Task requirements:
Pictures don't belong in the copy. Set down the lines from the one containing "Transcribe the text in this document." through the last line, exactly as they are.

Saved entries
********
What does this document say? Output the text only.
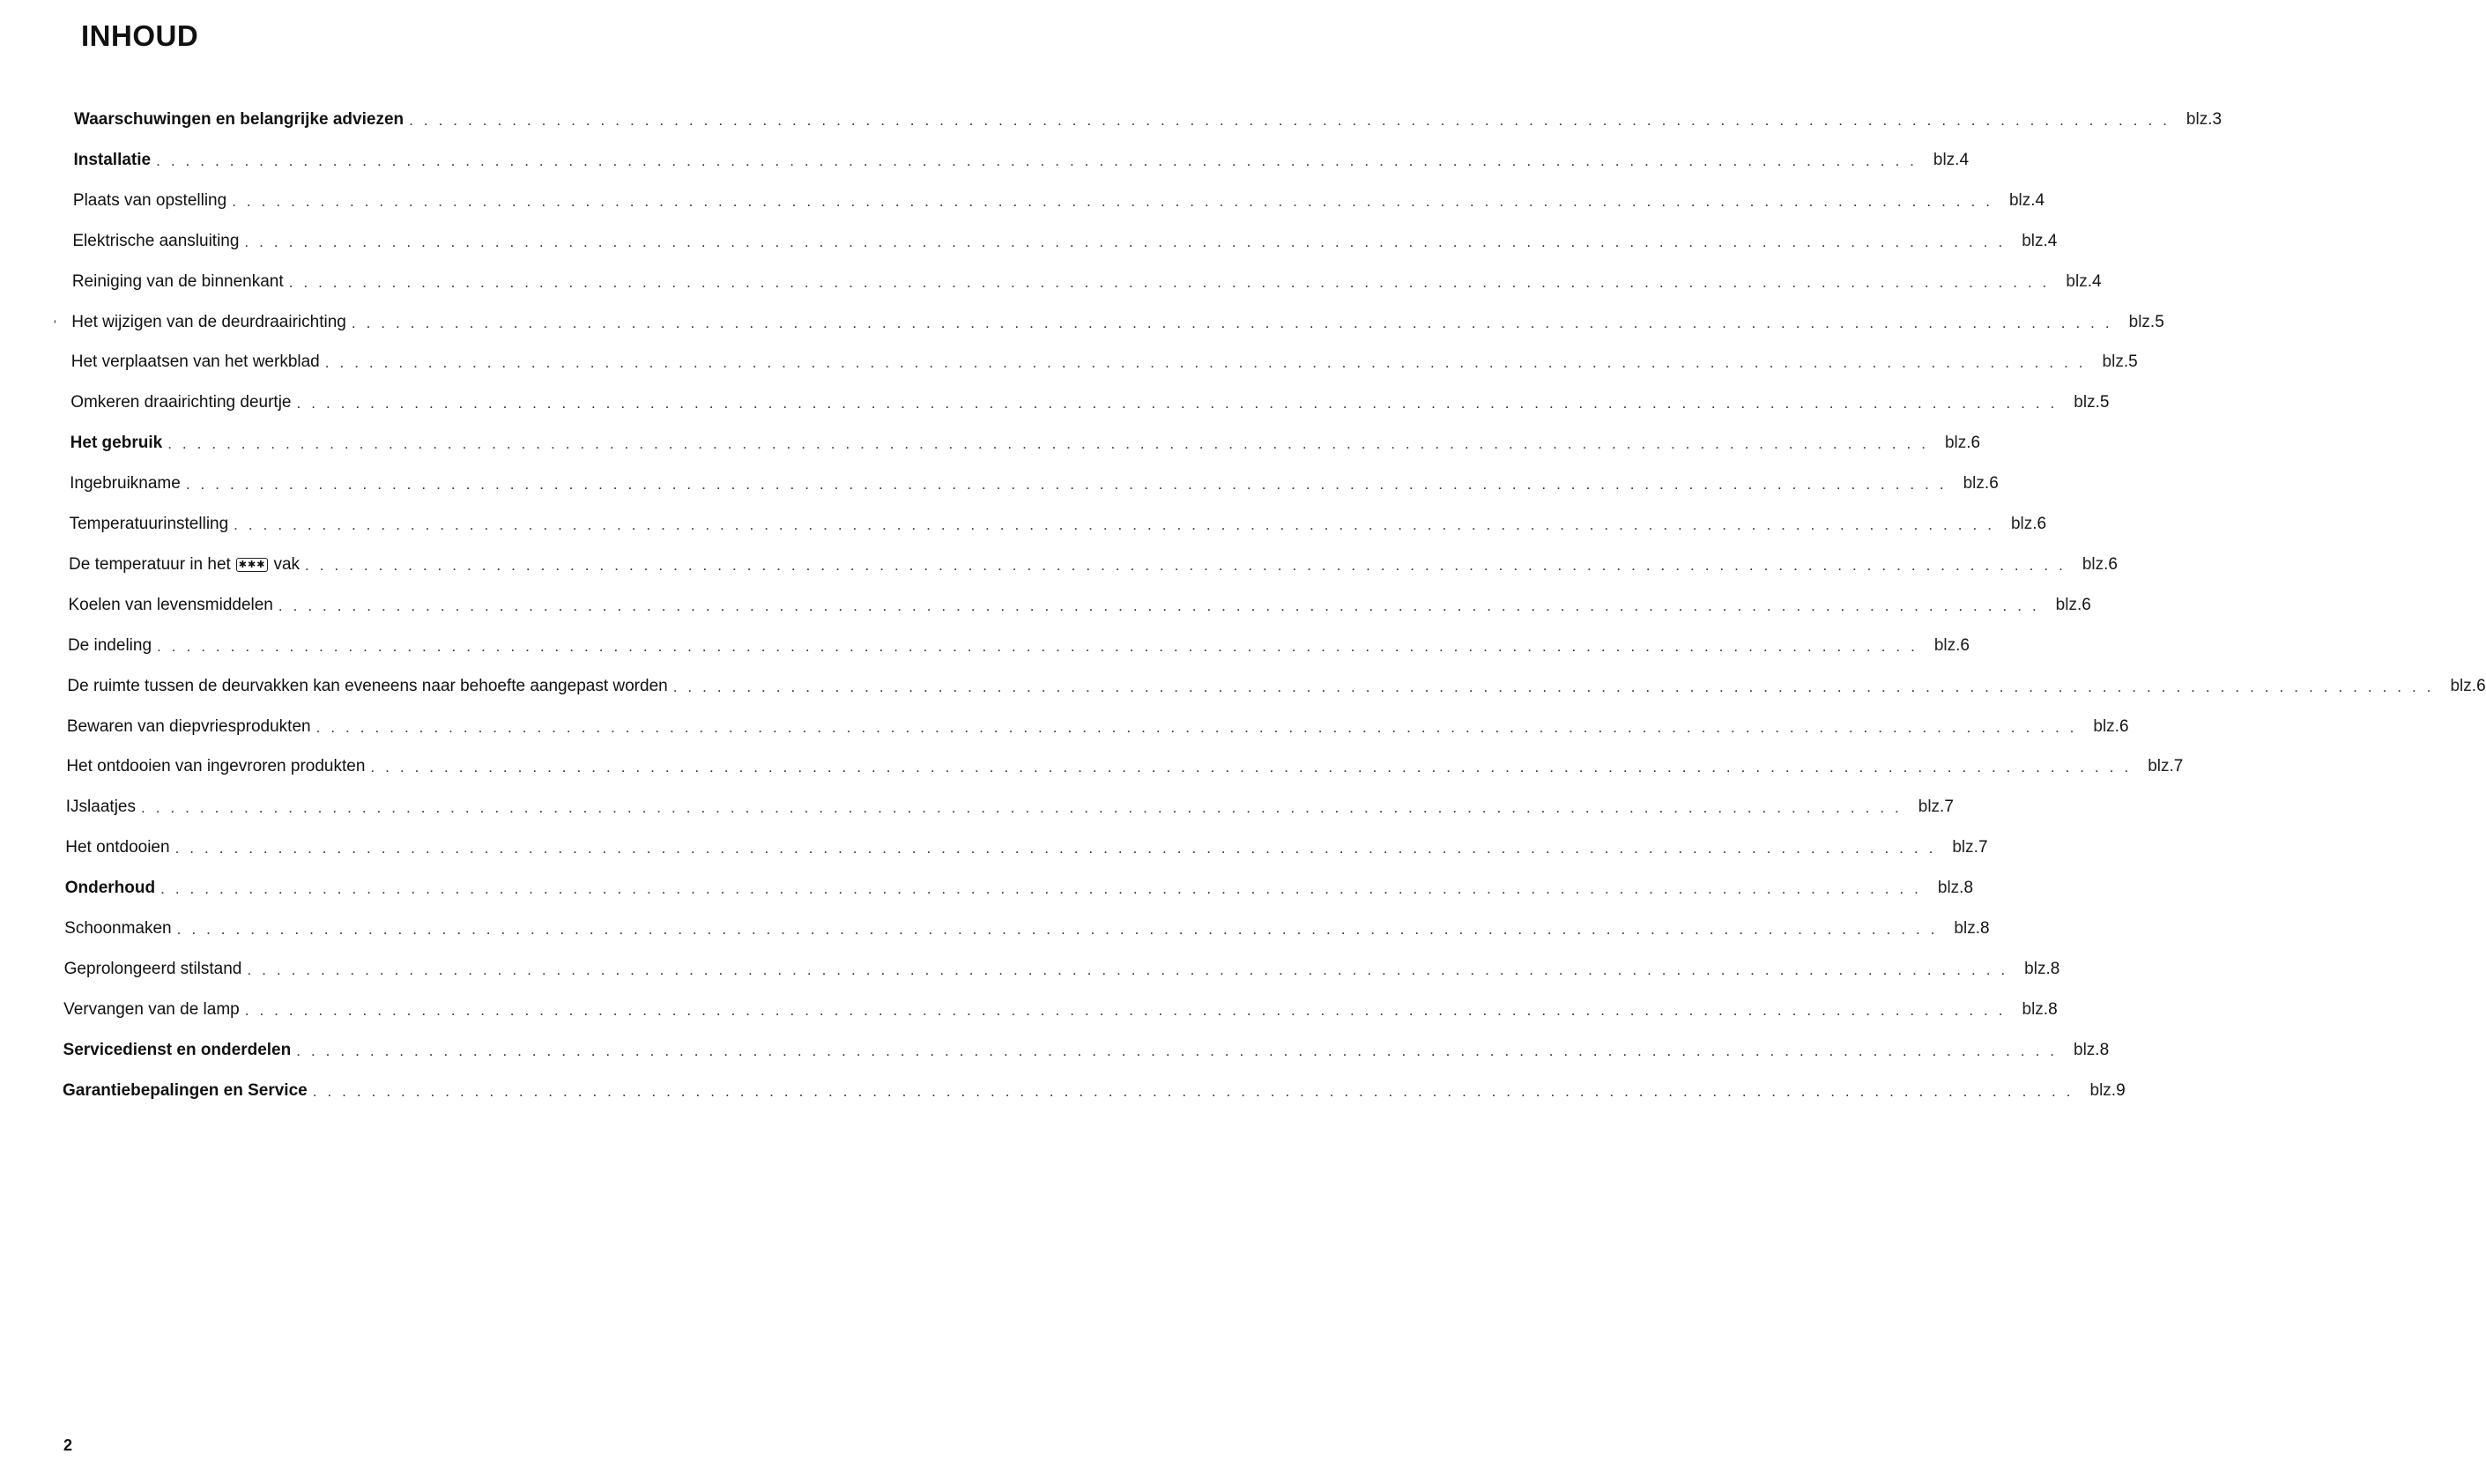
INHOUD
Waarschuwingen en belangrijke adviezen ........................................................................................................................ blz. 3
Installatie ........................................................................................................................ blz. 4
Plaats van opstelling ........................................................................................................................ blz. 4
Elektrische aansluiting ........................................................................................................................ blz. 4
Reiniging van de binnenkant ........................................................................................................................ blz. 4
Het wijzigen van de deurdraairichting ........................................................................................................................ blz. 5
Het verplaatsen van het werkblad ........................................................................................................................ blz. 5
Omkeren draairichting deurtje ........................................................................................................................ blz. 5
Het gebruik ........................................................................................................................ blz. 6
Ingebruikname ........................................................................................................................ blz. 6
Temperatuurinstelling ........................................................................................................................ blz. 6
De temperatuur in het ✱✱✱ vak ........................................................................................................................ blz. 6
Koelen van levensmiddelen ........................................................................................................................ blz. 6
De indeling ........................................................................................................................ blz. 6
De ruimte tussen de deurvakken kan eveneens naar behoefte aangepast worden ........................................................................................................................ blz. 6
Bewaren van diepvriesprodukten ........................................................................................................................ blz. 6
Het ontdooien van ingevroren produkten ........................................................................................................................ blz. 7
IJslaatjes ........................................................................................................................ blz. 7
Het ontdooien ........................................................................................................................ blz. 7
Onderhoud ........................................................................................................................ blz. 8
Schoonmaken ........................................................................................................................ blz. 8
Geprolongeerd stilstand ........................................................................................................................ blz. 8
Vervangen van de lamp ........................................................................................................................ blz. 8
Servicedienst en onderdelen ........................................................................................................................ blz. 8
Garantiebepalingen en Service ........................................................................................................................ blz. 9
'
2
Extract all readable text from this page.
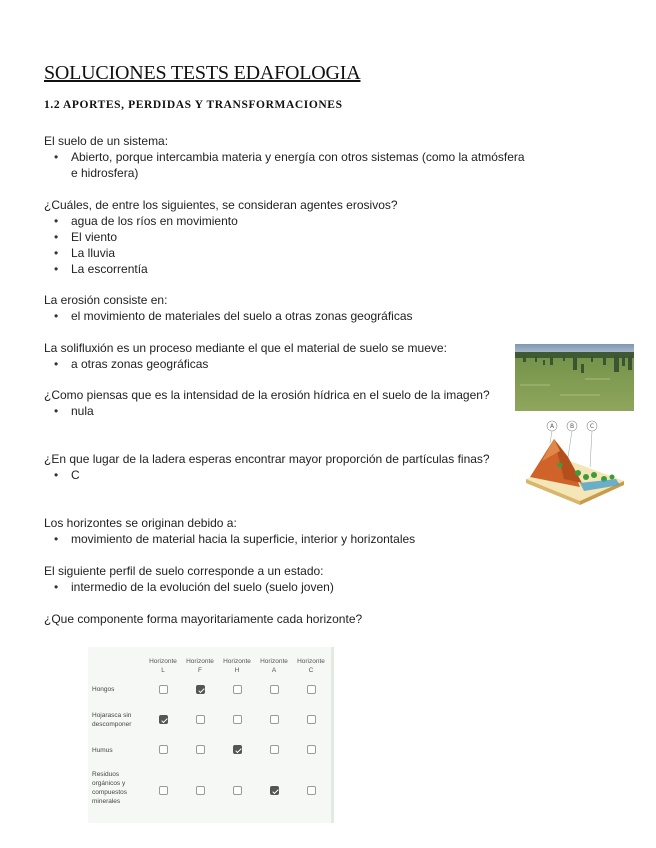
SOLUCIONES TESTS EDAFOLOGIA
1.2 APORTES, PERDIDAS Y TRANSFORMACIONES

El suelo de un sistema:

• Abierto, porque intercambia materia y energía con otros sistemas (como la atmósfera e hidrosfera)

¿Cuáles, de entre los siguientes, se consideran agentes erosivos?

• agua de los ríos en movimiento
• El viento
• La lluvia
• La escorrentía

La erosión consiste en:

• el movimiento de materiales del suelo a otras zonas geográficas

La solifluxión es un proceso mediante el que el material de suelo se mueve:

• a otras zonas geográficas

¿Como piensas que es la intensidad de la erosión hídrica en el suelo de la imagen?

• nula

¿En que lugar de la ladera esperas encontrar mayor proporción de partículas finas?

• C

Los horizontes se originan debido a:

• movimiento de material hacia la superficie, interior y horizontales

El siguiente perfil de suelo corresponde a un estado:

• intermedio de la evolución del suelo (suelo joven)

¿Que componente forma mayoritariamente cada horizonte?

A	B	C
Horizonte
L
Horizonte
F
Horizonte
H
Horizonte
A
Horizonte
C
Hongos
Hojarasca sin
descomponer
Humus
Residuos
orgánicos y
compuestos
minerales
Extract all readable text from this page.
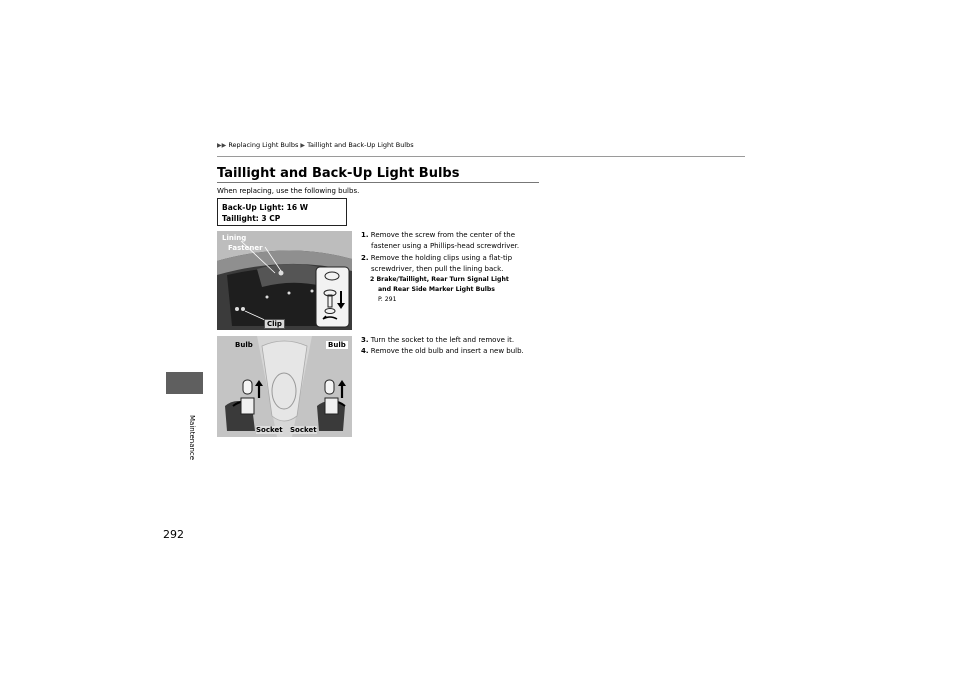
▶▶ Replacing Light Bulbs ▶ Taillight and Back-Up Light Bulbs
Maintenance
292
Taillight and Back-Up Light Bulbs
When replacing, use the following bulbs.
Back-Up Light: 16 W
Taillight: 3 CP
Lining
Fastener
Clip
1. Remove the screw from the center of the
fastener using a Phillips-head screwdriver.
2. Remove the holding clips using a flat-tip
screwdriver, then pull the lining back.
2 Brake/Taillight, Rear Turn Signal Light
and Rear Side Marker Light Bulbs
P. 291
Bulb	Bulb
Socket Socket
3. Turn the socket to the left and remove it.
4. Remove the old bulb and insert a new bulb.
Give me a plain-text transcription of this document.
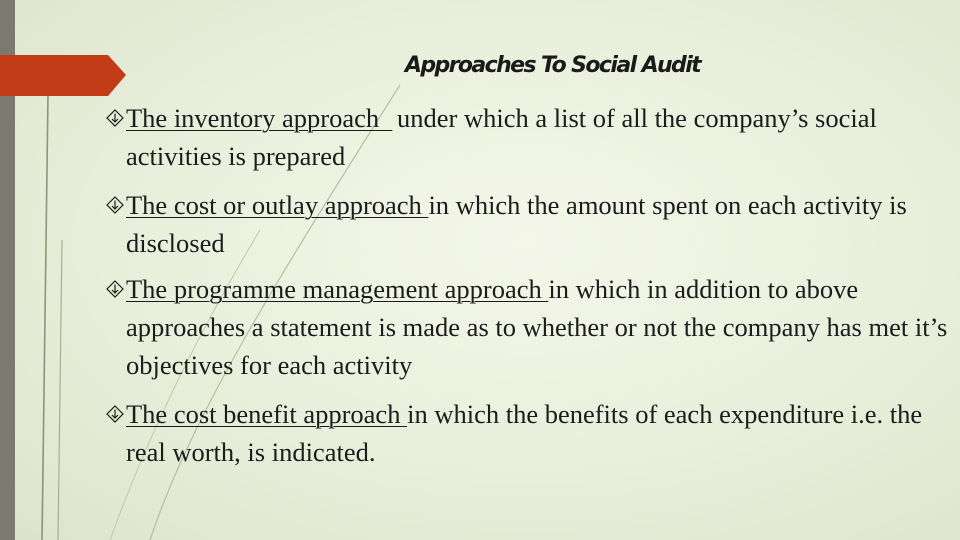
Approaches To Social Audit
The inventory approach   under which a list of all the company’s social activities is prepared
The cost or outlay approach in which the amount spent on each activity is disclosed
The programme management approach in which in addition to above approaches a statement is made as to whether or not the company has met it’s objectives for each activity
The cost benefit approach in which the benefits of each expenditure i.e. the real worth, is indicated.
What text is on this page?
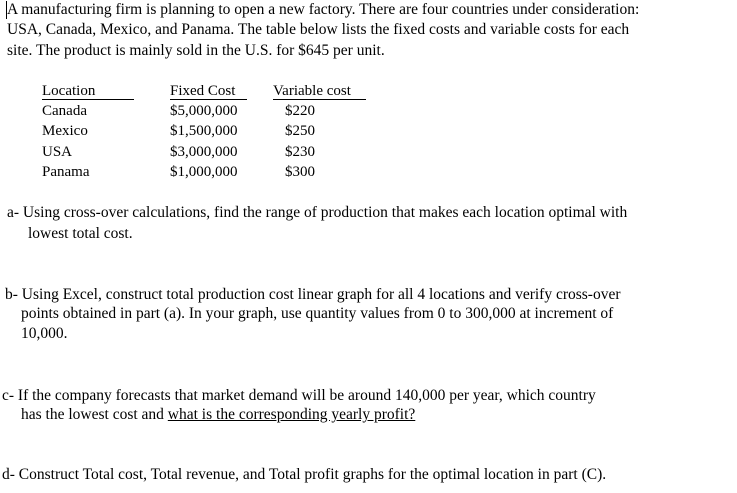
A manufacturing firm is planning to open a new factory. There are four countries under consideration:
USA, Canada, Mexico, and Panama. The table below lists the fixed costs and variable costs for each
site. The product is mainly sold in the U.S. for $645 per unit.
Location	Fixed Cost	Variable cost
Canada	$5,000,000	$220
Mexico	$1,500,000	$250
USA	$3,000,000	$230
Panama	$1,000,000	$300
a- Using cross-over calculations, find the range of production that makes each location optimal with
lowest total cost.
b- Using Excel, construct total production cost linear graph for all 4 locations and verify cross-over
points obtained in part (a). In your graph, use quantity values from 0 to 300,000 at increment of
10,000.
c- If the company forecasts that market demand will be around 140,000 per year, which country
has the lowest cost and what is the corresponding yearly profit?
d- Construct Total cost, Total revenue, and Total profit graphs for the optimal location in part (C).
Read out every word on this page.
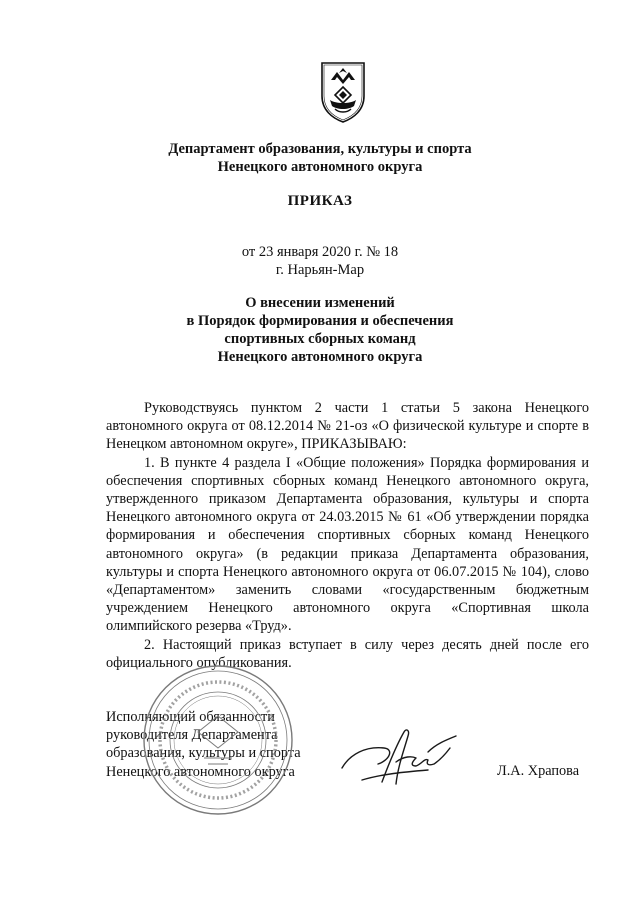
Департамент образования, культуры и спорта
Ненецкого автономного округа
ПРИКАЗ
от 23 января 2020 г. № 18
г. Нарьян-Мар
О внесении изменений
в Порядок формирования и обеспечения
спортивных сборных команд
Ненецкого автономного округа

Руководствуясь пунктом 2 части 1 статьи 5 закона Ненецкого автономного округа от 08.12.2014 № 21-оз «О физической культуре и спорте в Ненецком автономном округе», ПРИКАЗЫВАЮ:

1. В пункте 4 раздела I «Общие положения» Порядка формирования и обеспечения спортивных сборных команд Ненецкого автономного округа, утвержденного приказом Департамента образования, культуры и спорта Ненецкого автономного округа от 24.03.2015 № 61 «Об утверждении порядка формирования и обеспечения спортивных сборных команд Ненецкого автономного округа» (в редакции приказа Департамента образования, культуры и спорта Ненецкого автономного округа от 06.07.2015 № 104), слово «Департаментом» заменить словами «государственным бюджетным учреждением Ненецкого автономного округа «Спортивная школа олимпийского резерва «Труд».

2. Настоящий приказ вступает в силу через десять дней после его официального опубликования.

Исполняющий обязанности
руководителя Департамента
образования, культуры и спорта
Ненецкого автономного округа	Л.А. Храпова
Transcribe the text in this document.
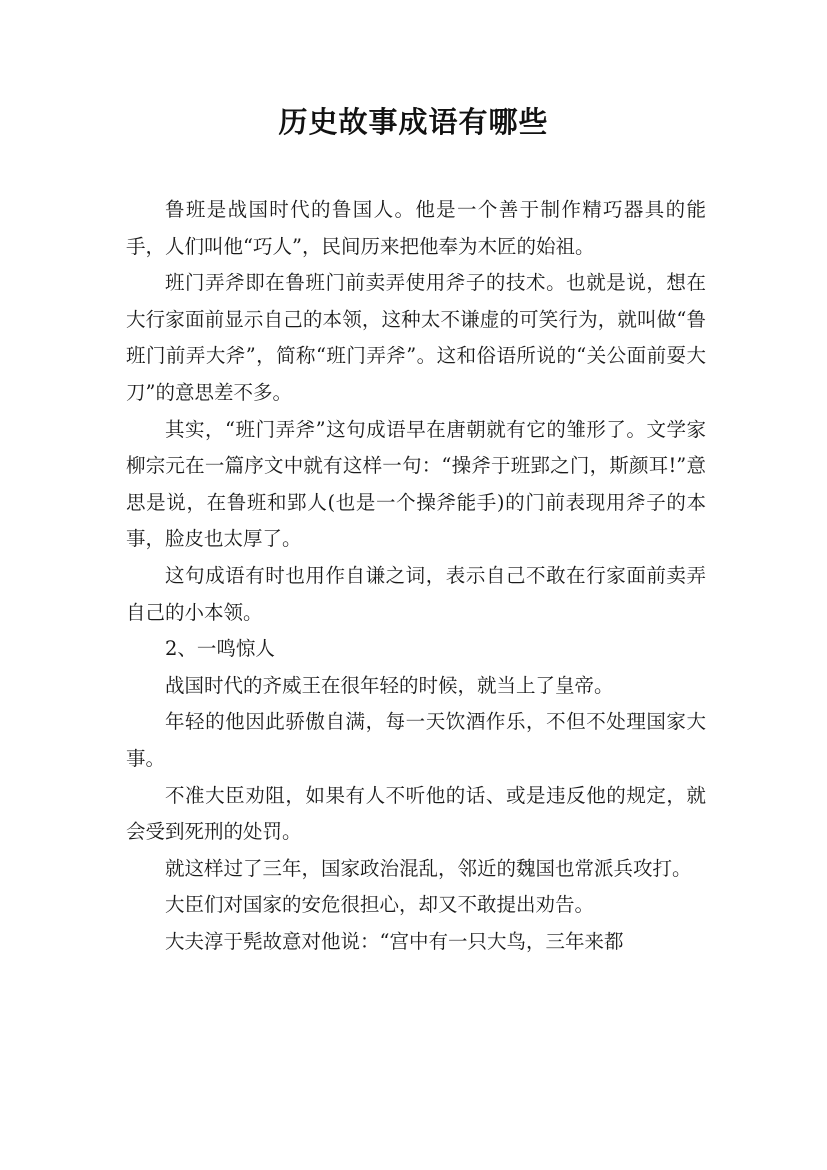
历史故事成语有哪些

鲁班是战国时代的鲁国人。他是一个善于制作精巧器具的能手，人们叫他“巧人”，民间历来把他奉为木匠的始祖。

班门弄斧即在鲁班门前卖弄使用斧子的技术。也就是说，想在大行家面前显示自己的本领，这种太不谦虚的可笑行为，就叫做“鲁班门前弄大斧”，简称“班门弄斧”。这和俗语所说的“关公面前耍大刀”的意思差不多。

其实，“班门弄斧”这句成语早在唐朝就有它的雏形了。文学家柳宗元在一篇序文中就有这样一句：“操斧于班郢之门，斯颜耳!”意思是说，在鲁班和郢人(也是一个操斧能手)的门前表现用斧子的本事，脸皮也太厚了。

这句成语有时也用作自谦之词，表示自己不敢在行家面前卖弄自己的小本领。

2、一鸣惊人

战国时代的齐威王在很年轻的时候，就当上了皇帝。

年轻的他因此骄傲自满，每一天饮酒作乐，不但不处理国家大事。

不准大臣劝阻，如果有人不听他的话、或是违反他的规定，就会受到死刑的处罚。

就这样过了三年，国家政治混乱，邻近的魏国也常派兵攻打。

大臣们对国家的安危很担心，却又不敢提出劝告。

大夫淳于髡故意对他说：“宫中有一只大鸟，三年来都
********
Task result:
Transcribe the text in this document.
历史故事成语有哪些

鲁班是战国时代的鲁国人。他是一个善于制作精巧器具的能手，人们叫他“巧人”，民间历来把他奉为木匠的始祖。

班门弄斧即在鲁班门前卖弄使用斧子的技术。也就是说，想在大行家面前显示自己的本领，这种太不谦虚的可笑行为，就叫做“鲁班门前弄大斧”，简称“班门弄斧”。这和俗语所说的“关公面前耍大刀”的意思差不多。

其实，“班门弄斧”这句成语早在唐朝就有它的雏形了。文学家柳宗元在一篇序文中就有这样一句：“操斧于班郢之门，斯颜耳!”意思是说，在鲁班和郢人(也是一个操斧能手)的门前表现用斧子的本事，脸皮也太厚了。

这句成语有时也用作自谦之词，表示自己不敢在行家面前卖弄自己的小本领。

2、一鸣惊人

战国时代的齐威王在很年轻的时候，就当上了皇帝。

年轻的他因此骄傲自满，每一天饮酒作乐，不但不处理国家大事。

不准大臣劝阻，如果有人不听他的话、或是违反他的规定，就会受到死刑的处罚。

就这样过了三年，国家政治混乱，邻近的魏国也常派兵攻打。

大臣们对国家的安危很担心，却又不敢提出劝告。

大夫淳于髡故意对他说：“宫中有一只大鸟，三年来都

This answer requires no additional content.